**TASK DATA:**
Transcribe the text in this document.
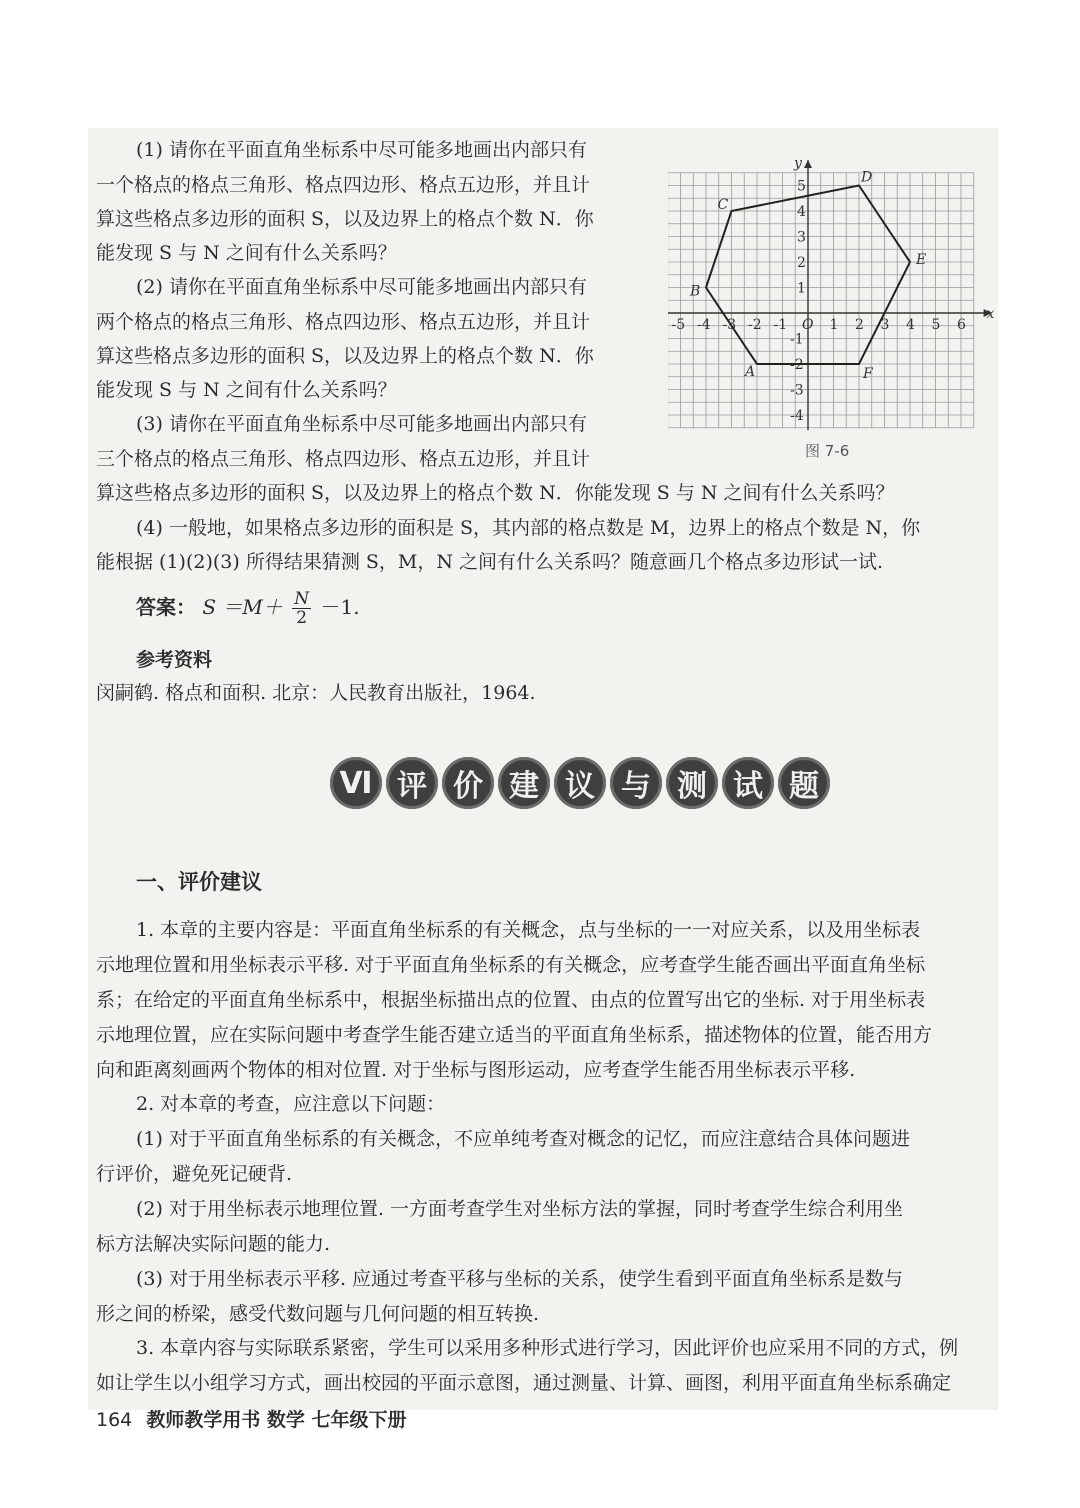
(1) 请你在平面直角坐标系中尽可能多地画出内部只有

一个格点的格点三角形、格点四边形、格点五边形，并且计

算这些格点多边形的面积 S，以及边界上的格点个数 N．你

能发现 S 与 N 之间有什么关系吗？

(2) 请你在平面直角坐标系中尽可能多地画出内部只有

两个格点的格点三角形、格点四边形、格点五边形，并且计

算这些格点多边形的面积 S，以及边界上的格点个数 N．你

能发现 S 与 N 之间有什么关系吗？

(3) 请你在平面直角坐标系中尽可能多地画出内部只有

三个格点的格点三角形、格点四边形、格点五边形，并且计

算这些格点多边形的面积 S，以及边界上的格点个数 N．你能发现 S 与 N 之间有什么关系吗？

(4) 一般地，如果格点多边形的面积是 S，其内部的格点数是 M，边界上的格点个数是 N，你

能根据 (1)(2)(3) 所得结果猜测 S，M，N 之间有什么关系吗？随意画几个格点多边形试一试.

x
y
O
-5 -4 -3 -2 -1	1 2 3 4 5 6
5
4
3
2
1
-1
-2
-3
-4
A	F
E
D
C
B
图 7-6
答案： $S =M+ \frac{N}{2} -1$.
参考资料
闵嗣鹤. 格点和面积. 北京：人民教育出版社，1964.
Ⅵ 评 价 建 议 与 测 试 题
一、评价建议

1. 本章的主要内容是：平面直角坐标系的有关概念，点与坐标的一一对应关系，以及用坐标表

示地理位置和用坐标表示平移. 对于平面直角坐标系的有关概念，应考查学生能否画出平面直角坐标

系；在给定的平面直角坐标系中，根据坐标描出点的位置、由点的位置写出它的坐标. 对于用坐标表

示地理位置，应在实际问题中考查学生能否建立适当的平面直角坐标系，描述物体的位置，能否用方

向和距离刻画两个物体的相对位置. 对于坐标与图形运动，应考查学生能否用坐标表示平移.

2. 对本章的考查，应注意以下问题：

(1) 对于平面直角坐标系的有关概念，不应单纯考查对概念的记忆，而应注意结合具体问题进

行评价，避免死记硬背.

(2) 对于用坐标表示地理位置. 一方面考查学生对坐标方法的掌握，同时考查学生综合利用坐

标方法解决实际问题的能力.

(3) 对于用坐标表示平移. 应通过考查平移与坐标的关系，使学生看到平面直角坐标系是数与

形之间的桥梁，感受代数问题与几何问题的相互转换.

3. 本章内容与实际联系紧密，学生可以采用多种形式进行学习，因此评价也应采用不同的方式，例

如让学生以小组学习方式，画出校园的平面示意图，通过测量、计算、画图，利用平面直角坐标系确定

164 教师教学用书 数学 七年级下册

**GOAL:**
Without the pictures, write out all of the material exactly.

**SOLUTION FOR THIS TASK:**
Transcribe the text in this document.
(1) 请你在平面直角坐标系中尽可能多地画出内部只有

一个格点的格点三角形、格点四边形、格点五边形，并且计

算这些格点多边形的面积 S，以及边界上的格点个数 N．你

能发现 S 与 N 之间有什么关系吗？

(2) 请你在平面直角坐标系中尽可能多地画出内部只有

两个格点的格点三角形、格点四边形、格点五边形，并且计

算这些格点多边形的面积 S，以及边界上的格点个数 N．你

能发现 S 与 N 之间有什么关系吗？

(3) 请你在平面直角坐标系中尽可能多地画出内部只有

三个格点的格点三角形、格点四边形、格点五边形，并且计

算这些格点多边形的面积 S，以及边界上的格点个数 N．你能发现 S 与 N 之间有什么关系吗？

(4) 一般地，如果格点多边形的面积是 S，其内部的格点数是 M，边界上的格点个数是 N，你

能根据 (1)(2)(3) 所得结果猜测 S，M，N 之间有什么关系吗？随意画几个格点多边形试一试.

x
y
O
-5 -4 -3 -2 -1	1 2 3 4 5 6
5
4
3
2
1
-1
-2
-3
-4
A	F
E
D
C
B
图 7-6
答案： $S =M+ \frac{N}{2} -1$.
参考资料
闵嗣鹤. 格点和面积. 北京：人民教育出版社，1964.
Ⅵ 评 价 建 议 与 测 试 题
一、评价建议

1. 本章的主要内容是：平面直角坐标系的有关概念，点与坐标的一一对应关系，以及用坐标表

示地理位置和用坐标表示平移. 对于平面直角坐标系的有关概念，应考查学生能否画出平面直角坐标

系；在给定的平面直角坐标系中，根据坐标描出点的位置、由点的位置写出它的坐标. 对于用坐标表

示地理位置，应在实际问题中考查学生能否建立适当的平面直角坐标系，描述物体的位置，能否用方

向和距离刻画两个物体的相对位置. 对于坐标与图形运动，应考查学生能否用坐标表示平移.

2. 对本章的考查，应注意以下问题：

(1) 对于平面直角坐标系的有关概念，不应单纯考查对概念的记忆，而应注意结合具体问题进

行评价，避免死记硬背.

(2) 对于用坐标表示地理位置. 一方面考查学生对坐标方法的掌握，同时考查学生综合利用坐

标方法解决实际问题的能力.

(3) 对于用坐标表示平移. 应通过考查平移与坐标的关系，使学生看到平面直角坐标系是数与

形之间的桥梁，感受代数问题与几何问题的相互转换.

3. 本章内容与实际联系紧密，学生可以采用多种形式进行学习，因此评价也应采用不同的方式，例

如让学生以小组学习方式，画出校园的平面示意图，通过测量、计算、画图，利用平面直角坐标系确定

164 教师教学用书 数学 七年级下册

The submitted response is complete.